═════ RECORDS FOR THIS TASK

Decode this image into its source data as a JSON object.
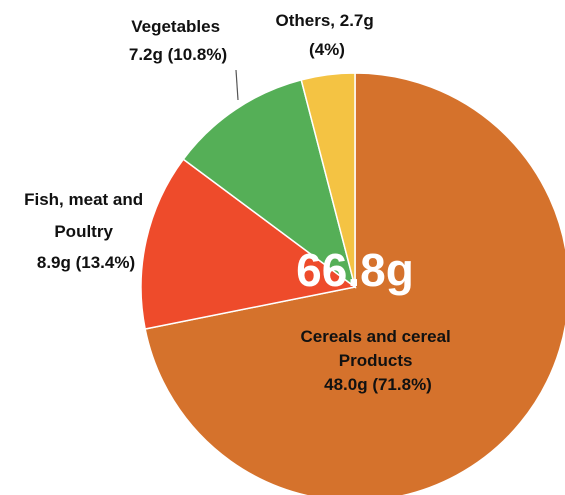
{
  "chart_data": {
    "type": "pie",
    "title": "",
    "total_label": "66.8g",
    "start_angle_deg": 0,
    "slices": [
      {
        "name": "Cereals and cereal Products",
        "value": 48.0,
        "percent": 71.8,
        "color": "#D5722C",
        "label_lines": [
          "Cereals and cereal",
          "Products",
          "48.0g (71.8%)"
        ]
      },
      {
        "name": "Fish, meat and Poultry",
        "value": 8.9,
        "percent": 13.4,
        "color": "#EE4B2B",
        "label_lines": [
          "Fish, meat and",
          "Poultry",
          "8.9g (13.4%)"
        ]
      },
      {
        "name": "Vegetables",
        "value": 7.2,
        "percent": 10.8,
        "color": "#55AF57",
        "label_lines": [
          "Vegetables",
          "7.2g (10.8%)"
        ]
      },
      {
        "name": "Others",
        "value": 2.7,
        "percent": 4,
        "color": "#F4C343",
        "label_lines": [
          "Others, 2.7g",
          "(4%)"
        ]
      }
    ]
  }
}
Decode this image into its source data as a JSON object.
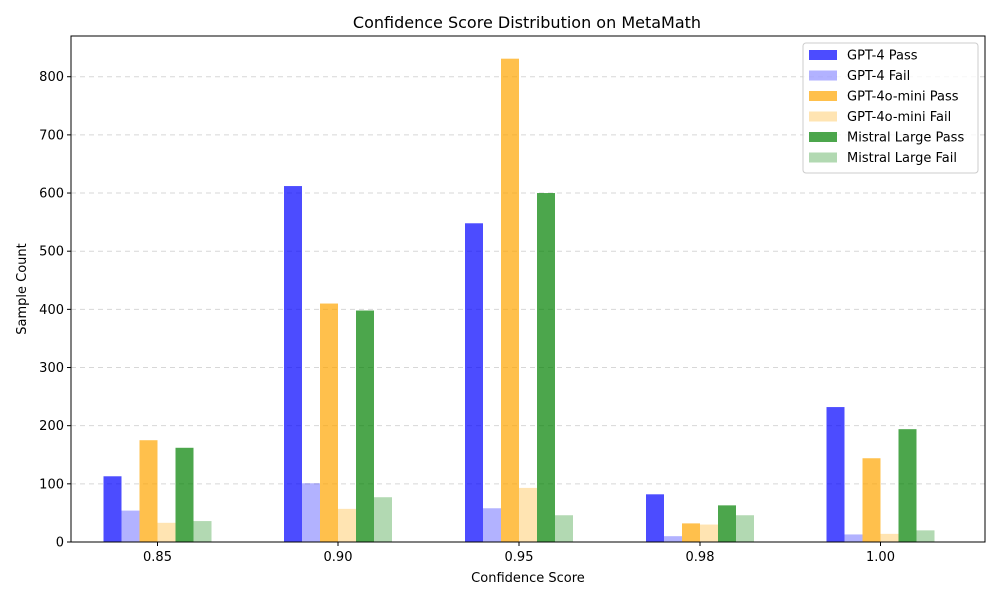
{
  "chart_data": {
    "type": "bar",
    "title": "Confidence Score Distribution on MetaMath",
    "xlabel": "Confidence Score",
    "ylabel": "Sample Count",
    "categories": [
      "0.85",
      "0.90",
      "0.95",
      "0.98",
      "1.00"
    ],
    "ylim": [
      0,
      870
    ],
    "yticks": [
      0,
      100,
      200,
      300,
      400,
      500,
      600,
      700,
      800
    ],
    "grid": "horizontal dashed",
    "legend_position": "top-right",
    "series": [
      {
        "name": "GPT-4 Pass",
        "color": "#0000FF",
        "opacity": 0.7,
        "values": [
          113,
          612,
          548,
          82,
          232
        ]
      },
      {
        "name": "GPT-4 Fail",
        "color": "#0000FF",
        "opacity": 0.3,
        "values": [
          54,
          101,
          58,
          10,
          13
        ]
      },
      {
        "name": "GPT-4o-mini Pass",
        "color": "#FFA500",
        "opacity": 0.7,
        "values": [
          175,
          410,
          831,
          32,
          144
        ]
      },
      {
        "name": "GPT-4o-mini Fail",
        "color": "#FFA500",
        "opacity": 0.3,
        "values": [
          33,
          57,
          93,
          30,
          14
        ]
      },
      {
        "name": "Mistral Large Pass",
        "color": "#008000",
        "opacity": 0.7,
        "values": [
          162,
          398,
          600,
          63,
          194
        ]
      },
      {
        "name": "Mistral Large Fail",
        "color": "#008000",
        "opacity": 0.3,
        "values": [
          36,
          77,
          46,
          46,
          20
        ]
      }
    ]
  }
}
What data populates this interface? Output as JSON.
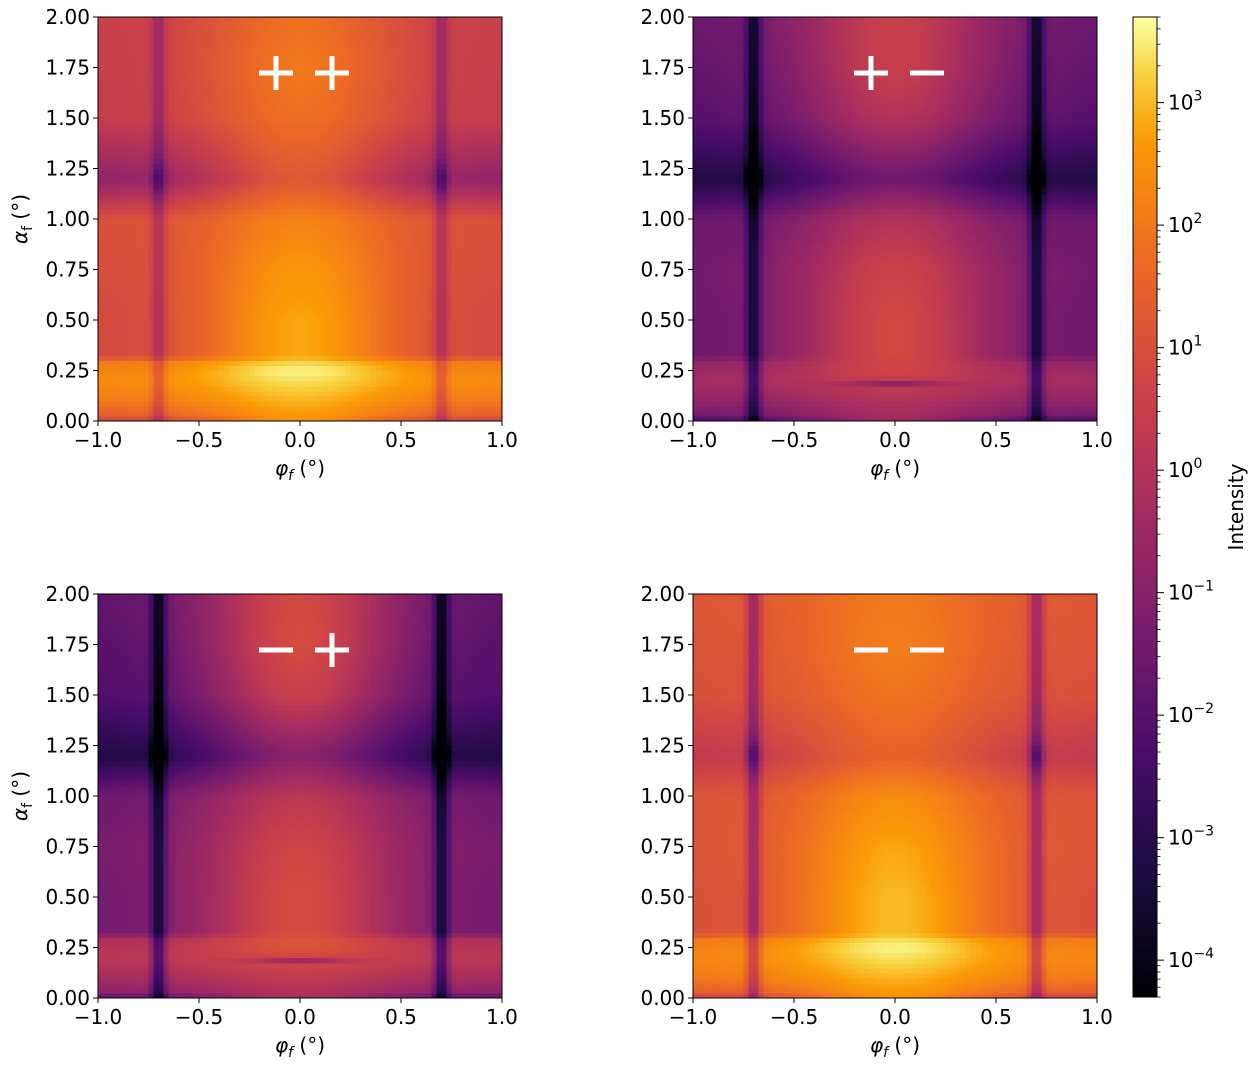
{
  "chart_data": [
    {
      "type": "heatmap",
      "panel_label": "+ +",
      "xlabel": "φf (°)",
      "ylabel": "αf (°)",
      "xlim": [
        -1.0,
        1.0
      ],
      "ylim": [
        0.0,
        2.0
      ],
      "xticks": [
        "−1.0",
        "−0.5",
        "0.0",
        "0.5",
        "1.0"
      ],
      "yticks": [
        "0.00",
        "0.25",
        "0.50",
        "0.75",
        "1.00",
        "1.25",
        "1.50",
        "1.75",
        "2.00"
      ],
      "log10_intensity": {
        "background_vertical_profile": [
          [
            0.0,
            0.2
          ],
          [
            0.02,
            1.3
          ],
          [
            0.1,
            2.0
          ],
          [
            0.2,
            2.4
          ],
          [
            0.3,
            2.0
          ],
          [
            0.32,
            0.8
          ],
          [
            0.5,
            0.8
          ],
          [
            0.75,
            0.9
          ],
          [
            1.0,
            1.0
          ],
          [
            1.2,
            -0.8
          ],
          [
            1.5,
            0.4
          ],
          [
            2.0,
            0.5
          ]
        ],
        "central_lobe_peak": [
          [
            0.0,
            2.5
          ],
          [
            0.25,
            3.6
          ],
          [
            0.3,
            3.2
          ],
          [
            0.32,
            2.8
          ],
          [
            0.5,
            2.8
          ],
          [
            0.75,
            2.6
          ],
          [
            1.0,
            2.2
          ],
          [
            1.2,
            1.2
          ],
          [
            1.5,
            1.8
          ],
          [
            1.75,
            2.0
          ],
          [
            2.0,
            1.8
          ]
        ],
        "dark_columns_at_phi": [
          -0.7,
          0.7
        ],
        "column_depth": 1.2,
        "null_at_alpha": null
      }
    },
    {
      "type": "heatmap",
      "panel_label": "+ −",
      "xlabel": "φf (°)",
      "ylabel": "",
      "xlim": [
        -1.0,
        1.0
      ],
      "ylim": [
        0.0,
        2.0
      ],
      "xticks": [
        "−1.0",
        "−0.5",
        "0.0",
        "0.5",
        "1.0"
      ],
      "yticks": [
        "0.00",
        "0.25",
        "0.50",
        "0.75",
        "1.00",
        "1.25",
        "1.50",
        "1.75",
        "2.00"
      ],
      "log10_intensity": {
        "background_vertical_profile": [
          [
            0.0,
            -3.0
          ],
          [
            0.02,
            -1.5
          ],
          [
            0.1,
            -0.8
          ],
          [
            0.2,
            -0.3
          ],
          [
            0.3,
            -0.8
          ],
          [
            0.32,
            -1.5
          ],
          [
            0.5,
            -1.5
          ],
          [
            0.75,
            -1.4
          ],
          [
            1.0,
            -1.6
          ],
          [
            1.2,
            -3.3
          ],
          [
            1.5,
            -2.0
          ],
          [
            2.0,
            -1.6
          ]
        ],
        "central_lobe_peak": [
          [
            0.0,
            -0.5
          ],
          [
            0.25,
            0.7
          ],
          [
            0.3,
            0.7
          ],
          [
            0.32,
            0.8
          ],
          [
            0.5,
            0.8
          ],
          [
            0.75,
            0.6
          ],
          [
            1.0,
            0.0
          ],
          [
            1.2,
            -1.5
          ],
          [
            1.5,
            0.0
          ],
          [
            1.75,
            0.5
          ],
          [
            2.0,
            0.5
          ]
        ],
        "dark_columns_at_phi": [
          -0.7,
          0.7
        ],
        "column_depth": 2.5,
        "null_at_alpha": 0.19
      }
    },
    {
      "type": "heatmap",
      "panel_label": "− +",
      "xlabel": "φf (°)",
      "ylabel": "αf (°)",
      "xlim": [
        -1.0,
        1.0
      ],
      "ylim": [
        0.0,
        2.0
      ],
      "xticks": [
        "−1.0",
        "−0.5",
        "0.0",
        "0.5",
        "1.0"
      ],
      "yticks": [
        "0.00",
        "0.25",
        "0.50",
        "0.75",
        "1.00",
        "1.25",
        "1.50",
        "1.75",
        "2.00"
      ],
      "log10_intensity": {
        "background_vertical_profile": [
          [
            0.0,
            -2.5
          ],
          [
            0.02,
            -1.0
          ],
          [
            0.1,
            -0.3
          ],
          [
            0.2,
            0.2
          ],
          [
            0.3,
            -0.2
          ],
          [
            0.32,
            -1.4
          ],
          [
            0.5,
            -1.4
          ],
          [
            0.75,
            -1.3
          ],
          [
            1.0,
            -1.5
          ],
          [
            1.2,
            -3.3
          ],
          [
            1.5,
            -2.2
          ],
          [
            2.0,
            -1.8
          ]
        ],
        "central_lobe_peak": [
          [
            0.0,
            -0.2
          ],
          [
            0.25,
            1.1
          ],
          [
            0.3,
            1.1
          ],
          [
            0.32,
            0.9
          ],
          [
            0.5,
            0.9
          ],
          [
            0.75,
            0.7
          ],
          [
            1.0,
            0.2
          ],
          [
            1.2,
            -1.0
          ],
          [
            1.5,
            0.5
          ],
          [
            1.75,
            0.9
          ],
          [
            2.0,
            0.8
          ]
        ],
        "dark_columns_at_phi": [
          -0.7,
          0.7
        ],
        "column_depth": 2.6,
        "null_at_alpha": 0.19
      }
    },
    {
      "type": "heatmap",
      "panel_label": "− −",
      "xlabel": "φf (°)",
      "ylabel": "",
      "xlim": [
        -1.0,
        1.0
      ],
      "ylim": [
        0.0,
        2.0
      ],
      "xticks": [
        "−1.0",
        "−0.5",
        "0.0",
        "0.5",
        "1.0"
      ],
      "yticks": [
        "0.00",
        "0.25",
        "0.50",
        "0.75",
        "1.00",
        "1.25",
        "1.50",
        "1.75",
        "2.00"
      ],
      "log10_intensity": {
        "background_vertical_profile": [
          [
            0.0,
            0.2
          ],
          [
            0.02,
            1.3
          ],
          [
            0.1,
            2.0
          ],
          [
            0.2,
            2.3
          ],
          [
            0.3,
            2.0
          ],
          [
            0.32,
            1.0
          ],
          [
            0.5,
            1.0
          ],
          [
            0.75,
            1.1
          ],
          [
            1.0,
            1.1
          ],
          [
            1.2,
            0.3
          ],
          [
            1.5,
            1.0
          ],
          [
            2.0,
            1.2
          ]
        ],
        "central_lobe_peak": [
          [
            0.0,
            2.5
          ],
          [
            0.25,
            3.6
          ],
          [
            0.3,
            3.3
          ],
          [
            0.32,
            3.0
          ],
          [
            0.5,
            3.0
          ],
          [
            0.75,
            2.8
          ],
          [
            1.0,
            2.4
          ],
          [
            1.2,
            1.5
          ],
          [
            1.5,
            1.9
          ],
          [
            1.75,
            2.1
          ],
          [
            2.0,
            2.0
          ]
        ],
        "dark_columns_at_phi": [
          -0.7,
          0.7
        ],
        "column_depth": 1.8,
        "null_at_alpha": null
      }
    }
  ],
  "colorbar": {
    "label": "Intensity",
    "scale": "log",
    "colormap": "inferno",
    "range": [
      5e-05,
      5000
    ],
    "ticks": [
      {
        "value": 0.0001,
        "base": "10",
        "exp": "−4"
      },
      {
        "value": 0.001,
        "base": "10",
        "exp": "−3"
      },
      {
        "value": 0.01,
        "base": "10",
        "exp": "−2"
      },
      {
        "value": 0.1,
        "base": "10",
        "exp": "−1"
      },
      {
        "value": 1,
        "base": "10",
        "exp": "0"
      },
      {
        "value": 10,
        "base": "10",
        "exp": "1"
      },
      {
        "value": 100,
        "base": "10",
        "exp": "2"
      },
      {
        "value": 1000,
        "base": "10",
        "exp": "3"
      }
    ]
  }
}
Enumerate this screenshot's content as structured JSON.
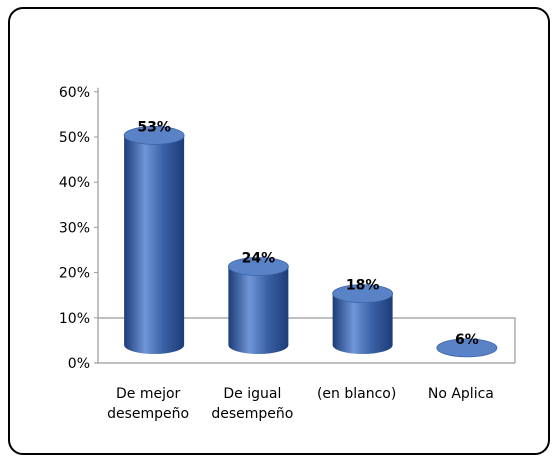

══════════

● **EXERCISE**: What is the number of lines in the data that hold the word "percent"? Reply with that number and nothing else.

● **TASK SOLUTION**: 4